* **引用原文**
作為20世紀后半葉全球IT產業大爆發的策源地,美國長期都保持著在硬件價值鏈最頂端和整個軟件領域的長期競爭優勢。但美國一開始就是最先進的,因此對后發國家來說“不可比較”,而日本、韓國同樣走過產業承接、產業升級和產業外遷的“三步走”戰略,對中國的借鑒意義更大。
從IT硬件的產業鏈格局可以看出,日本和韓國在產業外遷之前,顯然已實現了產業升級。產業升級是多維度的,至少體現在兩個層次。
首先,留在國內的環節掌握著核心的技術,同時也是產業鏈高附加值硬件的供應商,賺取硬件產業最豐厚的利潤。同時,企業還實現了規模效應,不斷做大,用強大的銷售收入加碼研發,滾動式開發新產品,不給后來進入者一絲機會,從而達到“強者恒強”的目的。
實際上,中國企業諸如京東方、華星光電等在電視液晶屏領域的逐漸崛起,并在市場中對日韓品牌形成了一定的替代,這一定程度得益于政府力量的推動和國有金融機構的資金支持,從而實現了“跨越式發展”。如果是民營企業在產業鏈上依靠自身積累進行單打獨斗,顯然難以沖破日韓企業這種步步為營的產業“代際封鎖”。
產業轉移之前的兩件大事,一是產業整體大升級,二是農業人口轉移完畢,目前而言,中國并沒有完全做好。
產業升級的另一維度是對外投資的不斷優化,用簡單的話來說,就是在可貿易部門崛起,本幣升值的通道中,鼓勵企業購買優質的海外資產,比如油田、土地和優質的企業股權。企業在產業升級之后,則成為一個全球性的財團和利潤匯聚中心,在全球范圍內配置資源。這些位于海外的優質資產可以在不虞之時,向本國總部輸送利潤和物資,從而成為本國經濟波動和社會穩定的“穩定閥”。但這方面,中國企業還差得遠。
另外,產業外遷還必須考慮另外一個大問題,即本國的就業。
數據顯示,在1990年代,韓國的城鎮人口比例就接近75%,本世紀初,這個比例超過90%。而日本早在1970年代,城鎮人口比例就超過70%,隨后快速超過90%。而目前,中國的城鎮人口比例依然不到60%,為58.52%,這意味著依然還有上億農村勞動力需要轉移。但是,第三產業顯然難以完全承擔起如此艱巨的轉移任務。
產業轉移之前的兩件大事,一是產業整體大升級,二是農業人口轉移完畢,目前而言,中國并沒有完全做好。因此,制造業依然是中國經濟持續增長乃至社會穩定大計的必須,而不能任憑其外遷。
長期以來,經濟學家熱炒“龍象之爭”,印度是否會取代中國成為世界工廠 ?但真正可能成為另一個世界工廠的,恐怕不是印度,而是東盟。一個有意思的數據是,東盟國家的總人口約為6億,僅為印度的一半,然而其GDP卻大于印度。
衡量一個國家或者經濟體是否適合搞制造業,經濟學家和分析師總是設置太多的模型、框架或者理論。但大道至簡,觀察儲蓄率數據即可。儲蓄率至少包含著兩層意思,第一層是文化意義的,即儲蓄習慣背后是對未來生活的期待和勤勞的品質。

* **資料摘錄**
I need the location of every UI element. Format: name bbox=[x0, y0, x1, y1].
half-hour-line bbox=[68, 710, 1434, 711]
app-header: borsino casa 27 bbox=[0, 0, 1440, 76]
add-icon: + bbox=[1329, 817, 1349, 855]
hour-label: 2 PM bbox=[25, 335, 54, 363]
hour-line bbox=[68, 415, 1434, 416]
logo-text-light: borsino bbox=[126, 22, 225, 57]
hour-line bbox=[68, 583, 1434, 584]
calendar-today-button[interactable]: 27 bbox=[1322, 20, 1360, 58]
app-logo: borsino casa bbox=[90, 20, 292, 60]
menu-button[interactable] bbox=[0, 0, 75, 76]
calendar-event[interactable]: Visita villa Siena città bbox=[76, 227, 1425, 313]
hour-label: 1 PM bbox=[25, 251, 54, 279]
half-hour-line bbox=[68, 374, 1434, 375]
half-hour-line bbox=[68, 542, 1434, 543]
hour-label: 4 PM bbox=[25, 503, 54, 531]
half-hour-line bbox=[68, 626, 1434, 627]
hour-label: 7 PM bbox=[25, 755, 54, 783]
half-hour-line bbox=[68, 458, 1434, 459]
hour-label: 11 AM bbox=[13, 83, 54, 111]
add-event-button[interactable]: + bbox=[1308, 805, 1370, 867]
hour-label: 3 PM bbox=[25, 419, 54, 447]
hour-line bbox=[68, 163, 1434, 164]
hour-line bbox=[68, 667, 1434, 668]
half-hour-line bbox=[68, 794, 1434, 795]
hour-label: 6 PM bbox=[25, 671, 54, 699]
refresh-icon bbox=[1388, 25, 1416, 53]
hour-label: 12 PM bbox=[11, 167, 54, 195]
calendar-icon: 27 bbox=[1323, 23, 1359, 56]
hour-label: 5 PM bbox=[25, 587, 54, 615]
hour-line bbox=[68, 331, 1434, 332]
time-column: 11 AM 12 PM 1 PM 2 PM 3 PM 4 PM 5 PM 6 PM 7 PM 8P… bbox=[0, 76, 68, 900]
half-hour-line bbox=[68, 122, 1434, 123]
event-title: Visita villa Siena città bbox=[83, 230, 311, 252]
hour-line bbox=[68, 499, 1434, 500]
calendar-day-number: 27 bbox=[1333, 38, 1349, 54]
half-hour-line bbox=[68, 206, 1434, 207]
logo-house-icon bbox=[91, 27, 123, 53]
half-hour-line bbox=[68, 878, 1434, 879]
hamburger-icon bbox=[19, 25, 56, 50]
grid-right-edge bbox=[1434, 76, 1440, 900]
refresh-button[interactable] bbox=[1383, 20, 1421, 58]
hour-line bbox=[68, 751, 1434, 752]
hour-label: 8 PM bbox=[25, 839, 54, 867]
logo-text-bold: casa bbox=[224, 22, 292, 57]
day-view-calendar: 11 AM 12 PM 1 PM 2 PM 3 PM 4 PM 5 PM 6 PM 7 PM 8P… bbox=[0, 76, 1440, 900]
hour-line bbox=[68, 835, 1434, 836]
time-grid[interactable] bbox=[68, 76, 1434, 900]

==

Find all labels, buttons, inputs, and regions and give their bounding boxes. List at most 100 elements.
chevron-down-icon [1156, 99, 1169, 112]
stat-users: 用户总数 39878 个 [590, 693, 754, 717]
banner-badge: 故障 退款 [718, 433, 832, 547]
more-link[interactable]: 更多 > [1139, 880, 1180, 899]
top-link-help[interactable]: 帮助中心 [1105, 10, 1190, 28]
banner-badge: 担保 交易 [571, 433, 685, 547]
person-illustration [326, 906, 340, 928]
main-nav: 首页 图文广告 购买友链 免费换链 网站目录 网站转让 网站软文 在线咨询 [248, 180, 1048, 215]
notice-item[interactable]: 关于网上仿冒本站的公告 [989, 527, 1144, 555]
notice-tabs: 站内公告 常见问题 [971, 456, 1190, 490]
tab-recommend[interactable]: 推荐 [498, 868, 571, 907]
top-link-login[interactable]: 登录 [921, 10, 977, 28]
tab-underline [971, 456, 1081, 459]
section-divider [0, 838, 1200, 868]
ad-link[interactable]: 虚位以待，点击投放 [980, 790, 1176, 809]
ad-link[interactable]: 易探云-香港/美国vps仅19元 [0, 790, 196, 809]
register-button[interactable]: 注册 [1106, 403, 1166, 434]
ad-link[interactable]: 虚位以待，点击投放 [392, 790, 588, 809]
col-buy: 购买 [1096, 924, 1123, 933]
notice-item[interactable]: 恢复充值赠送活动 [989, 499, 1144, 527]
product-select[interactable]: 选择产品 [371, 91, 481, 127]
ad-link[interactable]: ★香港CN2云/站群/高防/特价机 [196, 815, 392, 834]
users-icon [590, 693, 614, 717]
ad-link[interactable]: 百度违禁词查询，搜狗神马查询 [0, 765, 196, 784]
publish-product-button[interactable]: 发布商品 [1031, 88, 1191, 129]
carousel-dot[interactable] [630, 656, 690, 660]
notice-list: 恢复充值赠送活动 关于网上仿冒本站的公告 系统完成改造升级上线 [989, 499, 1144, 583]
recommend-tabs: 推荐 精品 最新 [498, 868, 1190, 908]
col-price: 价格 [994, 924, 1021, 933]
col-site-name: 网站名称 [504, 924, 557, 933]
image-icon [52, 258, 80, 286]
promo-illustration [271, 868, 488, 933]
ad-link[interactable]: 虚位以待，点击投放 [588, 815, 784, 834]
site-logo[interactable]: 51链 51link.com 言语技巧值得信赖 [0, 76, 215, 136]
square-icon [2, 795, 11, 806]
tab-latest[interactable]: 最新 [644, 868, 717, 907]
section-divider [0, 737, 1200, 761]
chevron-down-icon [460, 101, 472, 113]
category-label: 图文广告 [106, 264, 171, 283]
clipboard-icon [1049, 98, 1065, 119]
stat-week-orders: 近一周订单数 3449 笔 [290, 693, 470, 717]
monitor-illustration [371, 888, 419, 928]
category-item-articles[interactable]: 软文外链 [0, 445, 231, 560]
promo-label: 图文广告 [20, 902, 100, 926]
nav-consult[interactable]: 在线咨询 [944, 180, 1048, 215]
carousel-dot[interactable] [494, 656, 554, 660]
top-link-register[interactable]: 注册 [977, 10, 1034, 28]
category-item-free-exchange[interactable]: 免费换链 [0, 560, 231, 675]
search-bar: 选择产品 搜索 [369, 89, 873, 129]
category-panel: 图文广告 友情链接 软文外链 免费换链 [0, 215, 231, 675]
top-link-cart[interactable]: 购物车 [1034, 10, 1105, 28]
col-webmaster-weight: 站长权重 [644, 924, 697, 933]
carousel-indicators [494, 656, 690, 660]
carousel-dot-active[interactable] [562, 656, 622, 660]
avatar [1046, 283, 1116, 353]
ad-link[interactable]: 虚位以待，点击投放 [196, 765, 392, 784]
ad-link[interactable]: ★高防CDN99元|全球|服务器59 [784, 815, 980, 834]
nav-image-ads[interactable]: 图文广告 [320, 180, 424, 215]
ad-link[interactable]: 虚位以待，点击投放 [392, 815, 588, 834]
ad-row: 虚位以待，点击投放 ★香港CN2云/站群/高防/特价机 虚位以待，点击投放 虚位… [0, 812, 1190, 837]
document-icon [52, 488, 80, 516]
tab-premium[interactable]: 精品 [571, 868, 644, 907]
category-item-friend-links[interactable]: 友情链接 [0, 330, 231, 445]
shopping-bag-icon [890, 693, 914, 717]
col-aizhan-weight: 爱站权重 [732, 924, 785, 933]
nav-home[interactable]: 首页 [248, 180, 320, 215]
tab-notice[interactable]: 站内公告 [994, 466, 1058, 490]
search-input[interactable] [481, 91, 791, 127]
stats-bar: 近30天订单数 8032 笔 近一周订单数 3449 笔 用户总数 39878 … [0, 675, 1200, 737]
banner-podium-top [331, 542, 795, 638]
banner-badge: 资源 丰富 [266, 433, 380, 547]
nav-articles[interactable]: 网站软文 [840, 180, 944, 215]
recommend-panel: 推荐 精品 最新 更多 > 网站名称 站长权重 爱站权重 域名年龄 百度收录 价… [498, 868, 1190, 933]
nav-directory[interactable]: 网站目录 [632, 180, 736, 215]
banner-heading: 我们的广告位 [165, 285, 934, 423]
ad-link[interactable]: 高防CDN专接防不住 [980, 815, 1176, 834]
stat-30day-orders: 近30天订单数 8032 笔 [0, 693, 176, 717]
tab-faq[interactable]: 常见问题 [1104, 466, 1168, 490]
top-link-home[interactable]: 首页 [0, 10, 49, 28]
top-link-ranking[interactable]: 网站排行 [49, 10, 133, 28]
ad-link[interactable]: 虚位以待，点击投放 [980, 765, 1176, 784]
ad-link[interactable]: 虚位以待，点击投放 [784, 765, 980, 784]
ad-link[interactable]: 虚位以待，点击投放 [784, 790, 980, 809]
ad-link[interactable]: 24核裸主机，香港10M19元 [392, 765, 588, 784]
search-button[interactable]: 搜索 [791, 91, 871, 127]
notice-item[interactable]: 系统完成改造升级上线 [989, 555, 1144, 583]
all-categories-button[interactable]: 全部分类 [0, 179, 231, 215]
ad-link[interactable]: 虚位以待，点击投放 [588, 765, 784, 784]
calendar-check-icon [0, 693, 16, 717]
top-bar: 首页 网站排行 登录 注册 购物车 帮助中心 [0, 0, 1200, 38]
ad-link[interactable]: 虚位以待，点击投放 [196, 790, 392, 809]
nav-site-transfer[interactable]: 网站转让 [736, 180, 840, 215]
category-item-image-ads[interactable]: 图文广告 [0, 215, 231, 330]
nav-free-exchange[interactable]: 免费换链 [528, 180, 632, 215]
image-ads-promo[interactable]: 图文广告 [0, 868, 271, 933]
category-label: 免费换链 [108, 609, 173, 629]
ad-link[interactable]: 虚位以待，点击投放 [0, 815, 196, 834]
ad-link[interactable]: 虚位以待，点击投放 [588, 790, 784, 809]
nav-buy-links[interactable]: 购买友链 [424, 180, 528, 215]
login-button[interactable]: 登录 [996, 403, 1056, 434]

* **作業說明**
逐字引錄上文論產業外遷之段落，自「另外,產業外遷還必須考慮另外一個大問題,即本國的就業。」起，至「計的必須,而不能任憑其外遷。」止。

* **參考解答**
另外,產業外遷還必須考慮另外一個大問題,即本國的就業。
數據顯示,在1990年代,韓國的城鎮人口比例就接近75%,本世紀初,這個比例超過90%。而日本早在1970年代,城鎮人口比例就超過70%,隨后快速超過90%。而目前,中國的城鎮人口比例依然不到60%,為58.52%,這意味著依然還有上億農村勞動力需要轉移。但是,第三產業顯然難以完全承擔起如此艱巨的轉移任務。
產業轉移之前的兩件大事,一是產業整體大升級,二是農業人口轉移完畢,目前而言,中國并沒有完全做好。因此,制造業依然是中國經濟持續增長乃至社會穩定大計的必須,而不能任憑其外遷。